- [Problems and tasks]
(1) List every song title named in the Don-e article, as given there.
(2) Print the Don-e article from "Also generating a" up to and including "like it is.".

There are some stand-out duets, including ‘Writing’s On The Wall’ with Keisha Buchanan of the Sugababes, for whom Don wrote songs back in the day, and ‘Like I Like It’ with Kele Le Roc. The album closes with a stunning ballad duet on ‘The Time Is Now’ with ex-Sugababe Mutya Buena.
He recalls: “I was involved with the Sugababes from the very beginning of the group, and produced a lot of their initial demos at my studio in Brixton, working with Ron-Tom from Metamorphosis, who put the three girls together. It’s great, now they’re all grown up and successful, that I got to work with Keisha and Mutya on my new project.”
‘So Cold’ features Don-e on vocals and keys, Stuart Zender, ex- Jamiroquai, on guitar and drums, and a guest cameo on Fender Rhodes keyboard from D’Angelo.
Don-e recalls:“Stuart and I hooked up as Azure in the late Nineties, recorded some tracks at Electric Ladyland in New York, then did some more in London at Eastcote Studios. “So Cold” was one of the tracks from those sessions. D’Angelo was in town, passed by the studio to chill, heard the track and said he’d jump on it.
“Copies of this track leaked out years later, bootlegs or whatever, and everyone thought it was a D’Angelo track, so I felt it was time to put the record straight by including it on the new album”.
Also generating a lot of excitement is the slow-jam version of the Bob Marley classic ‘Waiting In Vain’. TV talent shows get the Don-e treatment on ‘(You Ain’t No Good) Get Off’, which tells it like it is.
Don-e is a perfect product of his environment rooted in the heart of Brixton, the busy multicultural London suburb where he has built his own studio and has absorbed the diversity and wealth of musical influences of the street.

- [Information given]
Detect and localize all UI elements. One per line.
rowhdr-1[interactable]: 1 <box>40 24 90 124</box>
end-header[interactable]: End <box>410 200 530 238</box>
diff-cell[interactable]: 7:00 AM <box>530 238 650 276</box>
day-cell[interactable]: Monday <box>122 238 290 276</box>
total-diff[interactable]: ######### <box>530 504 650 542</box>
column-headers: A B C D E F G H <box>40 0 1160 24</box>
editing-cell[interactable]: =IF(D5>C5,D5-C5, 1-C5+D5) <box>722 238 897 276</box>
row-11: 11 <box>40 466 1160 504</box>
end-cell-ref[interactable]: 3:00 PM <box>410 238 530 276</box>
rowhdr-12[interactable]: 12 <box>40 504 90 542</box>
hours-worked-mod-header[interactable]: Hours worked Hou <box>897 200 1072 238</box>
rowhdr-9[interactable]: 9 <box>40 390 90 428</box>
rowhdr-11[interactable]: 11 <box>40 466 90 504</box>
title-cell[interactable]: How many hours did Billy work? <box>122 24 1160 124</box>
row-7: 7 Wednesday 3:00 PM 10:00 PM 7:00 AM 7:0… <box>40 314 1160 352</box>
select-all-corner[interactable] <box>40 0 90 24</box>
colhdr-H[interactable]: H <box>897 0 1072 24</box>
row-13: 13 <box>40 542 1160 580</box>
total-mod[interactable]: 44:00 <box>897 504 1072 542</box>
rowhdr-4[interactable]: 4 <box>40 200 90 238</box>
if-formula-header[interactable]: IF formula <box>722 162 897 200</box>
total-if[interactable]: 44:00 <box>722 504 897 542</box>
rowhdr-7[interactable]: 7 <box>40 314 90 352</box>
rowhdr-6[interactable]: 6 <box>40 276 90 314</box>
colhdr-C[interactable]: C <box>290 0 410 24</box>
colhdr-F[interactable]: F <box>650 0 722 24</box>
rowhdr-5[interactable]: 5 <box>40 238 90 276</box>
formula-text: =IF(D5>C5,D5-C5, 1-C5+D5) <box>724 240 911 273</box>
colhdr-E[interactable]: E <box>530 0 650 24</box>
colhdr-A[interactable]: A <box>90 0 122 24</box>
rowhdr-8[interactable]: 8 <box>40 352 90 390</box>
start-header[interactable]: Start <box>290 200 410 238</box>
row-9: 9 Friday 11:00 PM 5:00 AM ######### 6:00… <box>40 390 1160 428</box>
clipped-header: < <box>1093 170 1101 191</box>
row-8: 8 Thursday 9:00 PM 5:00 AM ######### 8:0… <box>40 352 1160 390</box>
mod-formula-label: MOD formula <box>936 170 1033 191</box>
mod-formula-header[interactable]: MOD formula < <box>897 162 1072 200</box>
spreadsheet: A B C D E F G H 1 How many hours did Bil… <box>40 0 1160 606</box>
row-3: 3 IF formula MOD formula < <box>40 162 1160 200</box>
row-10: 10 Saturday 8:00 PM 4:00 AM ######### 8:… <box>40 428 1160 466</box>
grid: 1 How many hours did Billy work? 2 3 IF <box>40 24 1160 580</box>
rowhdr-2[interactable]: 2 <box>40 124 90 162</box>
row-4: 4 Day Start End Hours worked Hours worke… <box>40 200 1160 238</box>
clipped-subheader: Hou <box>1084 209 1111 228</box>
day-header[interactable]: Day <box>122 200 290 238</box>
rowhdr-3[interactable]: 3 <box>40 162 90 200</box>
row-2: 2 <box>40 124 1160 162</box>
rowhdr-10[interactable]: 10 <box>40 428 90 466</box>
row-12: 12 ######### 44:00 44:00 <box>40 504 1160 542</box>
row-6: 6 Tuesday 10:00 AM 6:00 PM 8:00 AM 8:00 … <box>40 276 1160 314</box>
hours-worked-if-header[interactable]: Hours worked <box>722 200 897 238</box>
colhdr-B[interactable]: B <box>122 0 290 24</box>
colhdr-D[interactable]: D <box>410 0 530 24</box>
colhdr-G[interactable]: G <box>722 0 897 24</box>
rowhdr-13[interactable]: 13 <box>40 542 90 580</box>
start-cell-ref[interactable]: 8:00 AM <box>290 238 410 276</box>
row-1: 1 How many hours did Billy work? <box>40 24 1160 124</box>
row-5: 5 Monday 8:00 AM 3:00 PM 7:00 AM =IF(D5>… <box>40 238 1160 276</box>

- [Responses to the exercise]
(1)
‘Writing’s On The Wall’
‘Like I Like It’
‘The Time Is Now’
‘So Cold’
‘Waiting In Vain’
‘(You Ain’t No Good) Get Off’

(2)
Also generating a lot of excitement is the slow-jam version of the Bob Marley classic ‘Waiting In Vain’. TV talent shows get the Don-e treatment on ‘(You Ain’t No Good) Get Off’, which tells it like it is.